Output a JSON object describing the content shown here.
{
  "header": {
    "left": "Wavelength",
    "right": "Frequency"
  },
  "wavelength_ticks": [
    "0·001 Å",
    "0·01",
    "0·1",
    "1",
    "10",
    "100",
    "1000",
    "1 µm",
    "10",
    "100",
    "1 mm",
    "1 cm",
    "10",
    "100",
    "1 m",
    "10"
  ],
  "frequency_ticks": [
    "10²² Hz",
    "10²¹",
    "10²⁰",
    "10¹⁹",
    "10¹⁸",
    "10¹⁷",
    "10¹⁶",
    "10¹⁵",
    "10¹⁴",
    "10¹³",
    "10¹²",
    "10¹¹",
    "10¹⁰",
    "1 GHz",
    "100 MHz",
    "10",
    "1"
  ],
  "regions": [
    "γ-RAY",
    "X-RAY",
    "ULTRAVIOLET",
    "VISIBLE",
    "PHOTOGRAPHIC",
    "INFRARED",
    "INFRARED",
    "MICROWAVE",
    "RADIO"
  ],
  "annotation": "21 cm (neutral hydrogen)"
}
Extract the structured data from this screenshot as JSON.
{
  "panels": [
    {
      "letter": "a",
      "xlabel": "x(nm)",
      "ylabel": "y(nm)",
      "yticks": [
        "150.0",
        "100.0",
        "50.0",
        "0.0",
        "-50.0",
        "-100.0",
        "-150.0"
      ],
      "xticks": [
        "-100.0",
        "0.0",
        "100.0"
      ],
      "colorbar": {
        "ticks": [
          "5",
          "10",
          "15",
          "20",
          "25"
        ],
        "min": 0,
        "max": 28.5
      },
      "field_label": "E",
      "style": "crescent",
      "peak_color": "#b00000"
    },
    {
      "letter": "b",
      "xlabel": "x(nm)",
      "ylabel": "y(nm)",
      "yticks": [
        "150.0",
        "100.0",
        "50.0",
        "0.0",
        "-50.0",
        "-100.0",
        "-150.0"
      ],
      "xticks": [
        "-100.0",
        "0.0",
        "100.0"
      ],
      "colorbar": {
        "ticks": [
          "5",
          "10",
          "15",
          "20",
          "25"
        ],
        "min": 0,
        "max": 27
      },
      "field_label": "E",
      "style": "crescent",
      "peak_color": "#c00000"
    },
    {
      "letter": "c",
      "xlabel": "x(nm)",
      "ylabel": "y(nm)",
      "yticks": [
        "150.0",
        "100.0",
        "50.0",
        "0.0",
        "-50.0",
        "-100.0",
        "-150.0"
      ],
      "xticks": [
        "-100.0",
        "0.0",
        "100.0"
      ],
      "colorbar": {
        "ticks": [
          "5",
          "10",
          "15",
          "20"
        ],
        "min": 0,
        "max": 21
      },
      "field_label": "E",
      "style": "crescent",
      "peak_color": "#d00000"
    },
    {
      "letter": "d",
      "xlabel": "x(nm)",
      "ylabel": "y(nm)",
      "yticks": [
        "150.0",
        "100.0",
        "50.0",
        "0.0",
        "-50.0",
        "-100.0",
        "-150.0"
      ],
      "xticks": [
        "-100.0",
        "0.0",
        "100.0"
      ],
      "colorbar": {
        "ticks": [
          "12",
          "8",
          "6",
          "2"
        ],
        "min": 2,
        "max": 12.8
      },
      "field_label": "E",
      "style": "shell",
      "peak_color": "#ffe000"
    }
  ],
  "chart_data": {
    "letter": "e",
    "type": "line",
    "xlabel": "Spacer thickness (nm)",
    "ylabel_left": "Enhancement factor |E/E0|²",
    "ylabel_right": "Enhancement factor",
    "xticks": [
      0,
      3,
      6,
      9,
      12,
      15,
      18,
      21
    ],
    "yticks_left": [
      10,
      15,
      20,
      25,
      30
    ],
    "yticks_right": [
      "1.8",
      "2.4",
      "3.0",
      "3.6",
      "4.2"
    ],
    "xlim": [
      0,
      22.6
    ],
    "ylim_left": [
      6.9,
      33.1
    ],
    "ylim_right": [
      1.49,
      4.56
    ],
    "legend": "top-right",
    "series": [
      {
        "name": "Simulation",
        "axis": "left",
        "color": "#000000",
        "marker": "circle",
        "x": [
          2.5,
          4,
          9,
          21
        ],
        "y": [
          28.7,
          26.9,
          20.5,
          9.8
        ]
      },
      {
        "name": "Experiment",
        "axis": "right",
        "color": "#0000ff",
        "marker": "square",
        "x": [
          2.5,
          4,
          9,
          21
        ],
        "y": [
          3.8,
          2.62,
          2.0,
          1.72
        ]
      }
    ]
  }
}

(YOUR TASK): Reproduce each record shown above without altering a single word.

(OUTPUT OF THE EXERCISE):
Output a JSON object describing the content shown here.
{
  "header": {
    "left": "Wavelength",
    "right": "Frequency"
  },
  "wavelength_ticks": [
    "0·001 Å",
    "0·01",
    "0·1",
    "1",
    "10",
    "100",
    "1000",
    "1 µm",
    "10",
    "100",
    "1 mm",
    "1 cm",
    "10",
    "100",
    "1 m",
    "10"
  ],
  "frequency_ticks": [
    "10²² Hz",
    "10²¹",
    "10²⁰",
    "10¹⁹",
    "10¹⁸",
    "10¹⁷",
    "10¹⁶",
    "10¹⁵",
    "10¹⁴",
    "10¹³",
    "10¹²",
    "10¹¹",
    "10¹⁰",
    "1 GHz",
    "100 MHz",
    "10",
    "1"
  ],
  "regions": [
    "γ-RAY",
    "X-RAY",
    "ULTRAVIOLET",
    "VISIBLE",
    "PHOTOGRAPHIC",
    "INFRARED",
    "INFRARED",
    "MICROWAVE",
    "RADIO"
  ],
  "annotation": "21 cm (neutral hydrogen)"
}
Extract the structured data from this screenshot as JSON.
{
  "panels": [
    {
      "letter": "a",
      "xlabel": "x(nm)",
      "ylabel": "y(nm)",
      "yticks": [
        "150.0",
        "100.0",
        "50.0",
        "0.0",
        "-50.0",
        "-100.0",
        "-150.0"
      ],
      "xticks": [
        "-100.0",
        "0.0",
        "100.0"
      ],
      "colorbar": {
        "ticks": [
          "5",
          "10",
          "15",
          "20",
          "25"
        ],
        "min": 0,
        "max": 28.5
      },
      "field_label": "E",
      "style": "crescent",
      "peak_color": "#b00000"
    },
    {
      "letter": "b",
      "xlabel": "x(nm)",
      "ylabel": "y(nm)",
      "yticks": [
        "150.0",
        "100.0",
        "50.0",
        "0.0",
        "-50.0",
        "-100.0",
        "-150.0"
      ],
      "xticks": [
        "-100.0",
        "0.0",
        "100.0"
      ],
      "colorbar": {
        "ticks": [
          "5",
          "10",
          "15",
          "20",
          "25"
        ],
        "min": 0,
        "max": 27
      },
      "field_label": "E",
      "style": "crescent",
      "peak_color": "#c00000"
    },
    {
      "letter": "c",
      "xlabel": "x(nm)",
      "ylabel": "y(nm)",
      "yticks": [
        "150.0",
        "100.0",
        "50.0",
        "0.0",
        "-50.0",
        "-100.0",
        "-150.0"
      ],
      "xticks": [
        "-100.0",
        "0.0",
        "100.0"
      ],
      "colorbar": {
        "ticks": [
          "5",
          "10",
          "15",
          "20"
        ],
        "min": 0,
        "max": 21
      },
      "field_label": "E",
      "style": "crescent",
      "peak_color": "#d00000"
    },
    {
      "letter": "d",
      "xlabel": "x(nm)",
      "ylabel": "y(nm)",
      "yticks": [
        "150.0",
        "100.0",
        "50.0",
        "0.0",
        "-50.0",
        "-100.0",
        "-150.0"
      ],
      "xticks": [
        "-100.0",
        "0.0",
        "100.0"
      ],
      "colorbar": {
        "ticks": [
          "12",
          "8",
          "6",
          "2"
        ],
        "min": 2,
        "max": 12.8
      },
      "field_label": "E",
      "style": "shell",
      "peak_color": "#ffe000"
    }
  ],
  "chart_data": {
    "letter": "e",
    "type": "line",
    "xlabel": "Spacer thickness (nm)",
    "ylabel_left": "Enhancement factor |E/E0|²",
    "ylabel_right": "Enhancement factor",
    "xticks": [
      0,
      3,
      6,
      9,
      12,
      15,
      18,
      21
    ],
    "yticks_left": [
      10,
      15,
      20,
      25,
      30
    ],
    "yticks_right": [
      "1.8",
      "2.4",
      "3.0",
      "3.6",
      "4.2"
    ],
    "xlim": [
      0,
      22.6
    ],
    "ylim_left": [
      6.9,
      33.1
    ],
    "ylim_right": [
      1.49,
      4.56
    ],
    "legend": "top-right",
    "series": [
      {
        "name": "Simulation",
        "axis": "left",
        "color": "#000000",
        "marker": "circle",
        "x": [
          2.5,
          4,
          9,
          21
        ],
        "y": [
          28.7,
          26.9,
          20.5,
          9.8
        ]
      },
      {
        "name": "Experiment",
        "axis": "right",
        "color": "#0000ff",
        "marker": "square",
        "x": [
          2.5,
          4,
          9,
          21
        ],
        "y": [
          3.8,
          2.62,
          2.0,
          1.72
        ]
      }
    ]
  }
}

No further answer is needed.